* _Exercise brief_
Quote precisely the final stretch of the listing: start at the line containing "Decode this image" and stop after the last line.

* _Raw data_
==================================================

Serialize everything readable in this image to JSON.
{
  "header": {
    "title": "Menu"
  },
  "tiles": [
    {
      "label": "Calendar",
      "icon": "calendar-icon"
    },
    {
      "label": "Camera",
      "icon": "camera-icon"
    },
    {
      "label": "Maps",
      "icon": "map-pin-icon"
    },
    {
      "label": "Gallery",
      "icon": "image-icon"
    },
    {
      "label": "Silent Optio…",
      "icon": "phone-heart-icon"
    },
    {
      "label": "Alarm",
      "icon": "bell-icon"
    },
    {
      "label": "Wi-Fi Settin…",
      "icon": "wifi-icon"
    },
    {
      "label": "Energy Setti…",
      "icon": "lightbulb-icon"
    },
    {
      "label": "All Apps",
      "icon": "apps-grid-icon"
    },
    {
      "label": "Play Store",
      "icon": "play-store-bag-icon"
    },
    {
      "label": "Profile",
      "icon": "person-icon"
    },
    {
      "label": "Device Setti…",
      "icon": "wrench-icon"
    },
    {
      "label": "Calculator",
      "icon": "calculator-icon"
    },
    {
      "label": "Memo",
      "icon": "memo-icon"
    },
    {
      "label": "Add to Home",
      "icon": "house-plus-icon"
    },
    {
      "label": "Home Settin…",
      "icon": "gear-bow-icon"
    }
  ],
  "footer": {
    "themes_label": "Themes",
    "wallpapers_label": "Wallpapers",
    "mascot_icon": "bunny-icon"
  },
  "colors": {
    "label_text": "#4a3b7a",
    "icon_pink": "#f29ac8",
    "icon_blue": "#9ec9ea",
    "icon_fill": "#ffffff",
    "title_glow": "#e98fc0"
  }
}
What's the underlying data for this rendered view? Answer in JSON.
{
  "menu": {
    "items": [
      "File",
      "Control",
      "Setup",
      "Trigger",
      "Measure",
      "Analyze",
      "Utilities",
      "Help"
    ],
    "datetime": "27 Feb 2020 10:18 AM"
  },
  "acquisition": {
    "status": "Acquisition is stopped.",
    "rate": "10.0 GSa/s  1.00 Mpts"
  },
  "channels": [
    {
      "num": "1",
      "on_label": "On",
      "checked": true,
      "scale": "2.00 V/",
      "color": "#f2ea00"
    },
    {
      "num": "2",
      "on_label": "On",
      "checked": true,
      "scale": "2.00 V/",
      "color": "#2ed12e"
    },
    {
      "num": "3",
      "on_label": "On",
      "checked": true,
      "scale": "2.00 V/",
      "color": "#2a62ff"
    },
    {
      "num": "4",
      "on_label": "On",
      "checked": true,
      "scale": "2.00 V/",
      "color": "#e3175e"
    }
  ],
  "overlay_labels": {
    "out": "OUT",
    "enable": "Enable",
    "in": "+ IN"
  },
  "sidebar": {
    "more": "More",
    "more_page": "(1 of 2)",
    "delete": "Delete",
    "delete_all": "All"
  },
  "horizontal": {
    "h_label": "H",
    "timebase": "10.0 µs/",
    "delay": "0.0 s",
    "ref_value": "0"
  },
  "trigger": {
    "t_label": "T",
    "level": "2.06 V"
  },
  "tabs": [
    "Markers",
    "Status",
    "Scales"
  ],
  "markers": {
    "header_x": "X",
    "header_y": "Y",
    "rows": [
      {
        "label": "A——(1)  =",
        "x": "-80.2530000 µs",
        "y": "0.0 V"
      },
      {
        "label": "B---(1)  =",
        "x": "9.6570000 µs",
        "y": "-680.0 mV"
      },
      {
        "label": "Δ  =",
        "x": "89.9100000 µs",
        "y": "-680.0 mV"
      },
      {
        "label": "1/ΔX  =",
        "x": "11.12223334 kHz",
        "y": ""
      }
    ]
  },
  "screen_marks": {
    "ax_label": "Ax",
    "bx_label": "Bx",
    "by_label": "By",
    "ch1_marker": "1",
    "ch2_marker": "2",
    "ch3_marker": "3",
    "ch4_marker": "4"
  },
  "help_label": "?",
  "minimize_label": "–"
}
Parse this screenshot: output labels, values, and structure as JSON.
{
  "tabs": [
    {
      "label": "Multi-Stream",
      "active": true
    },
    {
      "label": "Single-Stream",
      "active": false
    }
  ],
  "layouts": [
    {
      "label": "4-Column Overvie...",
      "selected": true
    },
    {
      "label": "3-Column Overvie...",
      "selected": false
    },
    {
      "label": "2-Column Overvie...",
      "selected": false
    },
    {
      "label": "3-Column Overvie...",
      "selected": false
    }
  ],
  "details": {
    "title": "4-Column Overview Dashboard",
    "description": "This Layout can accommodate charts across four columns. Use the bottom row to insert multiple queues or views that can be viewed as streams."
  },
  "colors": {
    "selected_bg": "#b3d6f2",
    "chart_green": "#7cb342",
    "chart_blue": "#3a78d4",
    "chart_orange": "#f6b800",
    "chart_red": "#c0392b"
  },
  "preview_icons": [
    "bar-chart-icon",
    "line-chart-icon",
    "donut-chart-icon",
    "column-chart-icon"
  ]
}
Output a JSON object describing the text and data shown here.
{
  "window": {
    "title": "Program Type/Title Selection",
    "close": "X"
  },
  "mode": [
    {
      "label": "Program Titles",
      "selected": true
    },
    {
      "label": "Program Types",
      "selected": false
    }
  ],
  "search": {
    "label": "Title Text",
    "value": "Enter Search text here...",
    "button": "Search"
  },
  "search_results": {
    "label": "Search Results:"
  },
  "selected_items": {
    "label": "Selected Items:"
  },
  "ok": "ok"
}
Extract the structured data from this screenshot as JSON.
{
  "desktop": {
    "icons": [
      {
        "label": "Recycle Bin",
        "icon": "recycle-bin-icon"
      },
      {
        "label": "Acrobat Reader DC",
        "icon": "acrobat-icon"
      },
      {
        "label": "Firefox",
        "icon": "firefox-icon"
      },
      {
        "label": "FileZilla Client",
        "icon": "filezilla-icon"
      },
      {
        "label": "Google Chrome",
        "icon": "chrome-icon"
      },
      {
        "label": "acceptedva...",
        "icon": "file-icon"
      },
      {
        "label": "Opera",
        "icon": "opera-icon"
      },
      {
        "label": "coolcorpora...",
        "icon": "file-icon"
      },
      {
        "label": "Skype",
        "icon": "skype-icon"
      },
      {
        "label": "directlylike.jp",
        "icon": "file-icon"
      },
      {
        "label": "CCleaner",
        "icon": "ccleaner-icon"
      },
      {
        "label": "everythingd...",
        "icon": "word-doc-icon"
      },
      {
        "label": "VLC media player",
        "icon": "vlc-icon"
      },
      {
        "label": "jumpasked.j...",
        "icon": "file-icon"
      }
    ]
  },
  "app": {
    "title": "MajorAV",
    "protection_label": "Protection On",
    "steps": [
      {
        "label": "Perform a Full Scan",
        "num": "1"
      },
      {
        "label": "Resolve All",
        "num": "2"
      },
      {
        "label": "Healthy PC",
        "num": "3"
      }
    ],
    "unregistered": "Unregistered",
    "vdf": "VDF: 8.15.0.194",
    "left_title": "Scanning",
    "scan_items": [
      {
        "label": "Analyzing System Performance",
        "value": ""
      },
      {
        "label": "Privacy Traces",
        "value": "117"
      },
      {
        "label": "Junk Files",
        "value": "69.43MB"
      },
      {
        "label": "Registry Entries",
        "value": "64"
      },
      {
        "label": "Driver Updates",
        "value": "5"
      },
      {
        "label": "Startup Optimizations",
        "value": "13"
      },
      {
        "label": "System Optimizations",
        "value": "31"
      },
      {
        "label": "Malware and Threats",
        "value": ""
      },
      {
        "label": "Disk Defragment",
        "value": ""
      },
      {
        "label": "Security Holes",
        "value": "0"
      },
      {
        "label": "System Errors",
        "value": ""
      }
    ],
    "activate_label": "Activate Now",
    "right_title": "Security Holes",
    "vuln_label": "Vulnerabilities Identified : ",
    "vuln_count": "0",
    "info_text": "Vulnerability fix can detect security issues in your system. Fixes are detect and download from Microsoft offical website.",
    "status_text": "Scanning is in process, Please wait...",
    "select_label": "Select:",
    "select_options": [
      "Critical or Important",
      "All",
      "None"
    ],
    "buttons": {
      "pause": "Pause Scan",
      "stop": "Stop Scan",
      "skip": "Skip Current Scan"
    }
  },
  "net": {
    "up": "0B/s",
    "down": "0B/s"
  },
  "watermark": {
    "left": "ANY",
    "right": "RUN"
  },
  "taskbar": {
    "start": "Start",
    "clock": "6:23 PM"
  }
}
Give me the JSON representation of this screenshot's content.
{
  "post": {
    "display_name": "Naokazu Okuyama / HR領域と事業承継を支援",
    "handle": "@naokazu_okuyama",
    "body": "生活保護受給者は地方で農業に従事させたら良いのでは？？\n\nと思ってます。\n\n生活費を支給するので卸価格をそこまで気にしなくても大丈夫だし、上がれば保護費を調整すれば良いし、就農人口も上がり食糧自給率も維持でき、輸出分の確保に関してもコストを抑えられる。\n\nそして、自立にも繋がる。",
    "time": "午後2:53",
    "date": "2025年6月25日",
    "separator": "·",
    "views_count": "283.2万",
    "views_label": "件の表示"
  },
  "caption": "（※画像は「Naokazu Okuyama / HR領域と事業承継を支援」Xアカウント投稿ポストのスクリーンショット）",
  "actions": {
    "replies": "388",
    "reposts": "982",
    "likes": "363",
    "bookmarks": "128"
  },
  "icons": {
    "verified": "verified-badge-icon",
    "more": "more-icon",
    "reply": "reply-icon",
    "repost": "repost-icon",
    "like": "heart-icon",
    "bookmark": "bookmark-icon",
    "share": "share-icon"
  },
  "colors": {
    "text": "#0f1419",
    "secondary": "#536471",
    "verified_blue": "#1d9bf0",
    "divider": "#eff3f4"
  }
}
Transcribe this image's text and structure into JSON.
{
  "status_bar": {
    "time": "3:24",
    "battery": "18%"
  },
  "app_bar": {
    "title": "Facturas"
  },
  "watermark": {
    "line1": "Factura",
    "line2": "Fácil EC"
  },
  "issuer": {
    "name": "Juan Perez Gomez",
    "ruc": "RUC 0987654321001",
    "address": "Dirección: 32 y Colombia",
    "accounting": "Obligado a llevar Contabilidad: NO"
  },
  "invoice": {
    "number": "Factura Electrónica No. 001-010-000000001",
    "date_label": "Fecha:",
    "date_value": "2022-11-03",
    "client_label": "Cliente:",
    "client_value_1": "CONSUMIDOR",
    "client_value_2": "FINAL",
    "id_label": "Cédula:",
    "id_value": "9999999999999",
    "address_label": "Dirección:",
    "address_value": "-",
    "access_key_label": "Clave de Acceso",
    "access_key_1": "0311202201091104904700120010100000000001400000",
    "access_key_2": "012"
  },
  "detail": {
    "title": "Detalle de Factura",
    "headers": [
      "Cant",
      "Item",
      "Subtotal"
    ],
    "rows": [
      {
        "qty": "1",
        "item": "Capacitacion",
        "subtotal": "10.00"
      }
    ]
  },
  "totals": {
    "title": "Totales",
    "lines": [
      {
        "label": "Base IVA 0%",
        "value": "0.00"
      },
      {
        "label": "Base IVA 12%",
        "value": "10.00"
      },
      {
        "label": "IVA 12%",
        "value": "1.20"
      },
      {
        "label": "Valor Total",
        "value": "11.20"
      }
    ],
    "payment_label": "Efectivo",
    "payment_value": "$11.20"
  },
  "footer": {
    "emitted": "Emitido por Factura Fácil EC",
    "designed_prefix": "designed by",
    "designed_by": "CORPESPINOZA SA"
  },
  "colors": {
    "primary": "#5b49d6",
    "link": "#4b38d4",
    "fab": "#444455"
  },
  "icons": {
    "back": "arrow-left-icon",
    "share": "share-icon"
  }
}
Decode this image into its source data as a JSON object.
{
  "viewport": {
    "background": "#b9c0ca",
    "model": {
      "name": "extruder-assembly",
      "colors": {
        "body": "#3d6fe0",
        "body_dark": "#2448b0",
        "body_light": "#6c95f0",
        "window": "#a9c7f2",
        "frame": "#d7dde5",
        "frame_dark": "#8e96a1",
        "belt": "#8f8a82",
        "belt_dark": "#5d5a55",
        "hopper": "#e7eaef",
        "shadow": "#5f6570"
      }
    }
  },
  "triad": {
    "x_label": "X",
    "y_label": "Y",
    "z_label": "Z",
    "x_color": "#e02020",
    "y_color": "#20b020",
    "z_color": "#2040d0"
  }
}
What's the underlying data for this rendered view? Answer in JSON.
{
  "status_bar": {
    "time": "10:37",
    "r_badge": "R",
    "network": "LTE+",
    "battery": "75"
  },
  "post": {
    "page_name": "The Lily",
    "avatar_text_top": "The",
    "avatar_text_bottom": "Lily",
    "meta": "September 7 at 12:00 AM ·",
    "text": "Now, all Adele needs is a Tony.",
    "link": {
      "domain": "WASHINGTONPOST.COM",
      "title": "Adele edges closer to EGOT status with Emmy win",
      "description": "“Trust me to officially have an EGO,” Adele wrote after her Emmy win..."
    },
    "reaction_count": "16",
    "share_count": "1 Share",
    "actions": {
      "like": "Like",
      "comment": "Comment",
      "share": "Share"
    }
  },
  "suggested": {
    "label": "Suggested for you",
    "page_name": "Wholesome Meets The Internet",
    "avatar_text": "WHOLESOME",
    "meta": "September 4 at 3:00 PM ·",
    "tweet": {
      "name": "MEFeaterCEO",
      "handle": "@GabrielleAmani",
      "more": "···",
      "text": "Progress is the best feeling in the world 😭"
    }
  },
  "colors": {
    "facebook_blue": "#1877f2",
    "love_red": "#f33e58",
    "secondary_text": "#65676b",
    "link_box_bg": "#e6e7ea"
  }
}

==================================================

* _Exercise solution_
Decode this image into its source data as a JSON object.
{
  "viewport": {
    "background": "#b9c0ca",
    "model": {
      "name": "extruder-assembly",
      "colors": {
        "body": "#3d6fe0",
        "body_dark": "#2448b0",
        "body_light": "#6c95f0",
        "window": "#a9c7f2",
        "frame": "#d7dde5",
        "frame_dark": "#8e96a1",
        "belt": "#8f8a82",
        "belt_dark": "#5d5a55",
        "hopper": "#e7eaef",
        "shadow": "#5f6570"
      }
    }
  },
  "triad": {
    "x_label": "X",
    "y_label": "Y",
    "z_label": "Z",
    "x_color": "#e02020",
    "y_color": "#20b020",
    "z_color": "#2040d0"
  }
}
What's the underlying data for this rendered view? Answer in JSON.
{
  "status_bar": {
    "time": "10:37",
    "r_badge": "R",
    "network": "LTE+",
    "battery": "75"
  },
  "post": {
    "page_name": "The Lily",
    "avatar_text_top": "The",
    "avatar_text_bottom": "Lily",
    "meta": "September 7 at 12:00 AM ·",
    "text": "Now, all Adele needs is a Tony.",
    "link": {
      "domain": "WASHINGTONPOST.COM",
      "title": "Adele edges closer to EGOT status with Emmy win",
      "description": "“Trust me to officially have an EGO,” Adele wrote after her Emmy win..."
    },
    "reaction_count": "16",
    "share_count": "1 Share",
    "actions": {
      "like": "Like",
      "comment": "Comment",
      "share": "Share"
    }
  },
  "suggested": {
    "label": "Suggested for you",
    "page_name": "Wholesome Meets The Internet",
    "avatar_text": "WHOLESOME",
    "meta": "September 4 at 3:00 PM ·",
    "tweet": {
      "name": "MEFeaterCEO",
      "handle": "@GabrielleAmani",
      "more": "···",
      "text": "Progress is the best feeling in the world 😭"
    }
  },
  "colors": {
    "facebook_blue": "#1877f2",
    "love_red": "#f33e58",
    "secondary_text": "#65676b",
    "link_box_bg": "#e6e7ea"
  }
}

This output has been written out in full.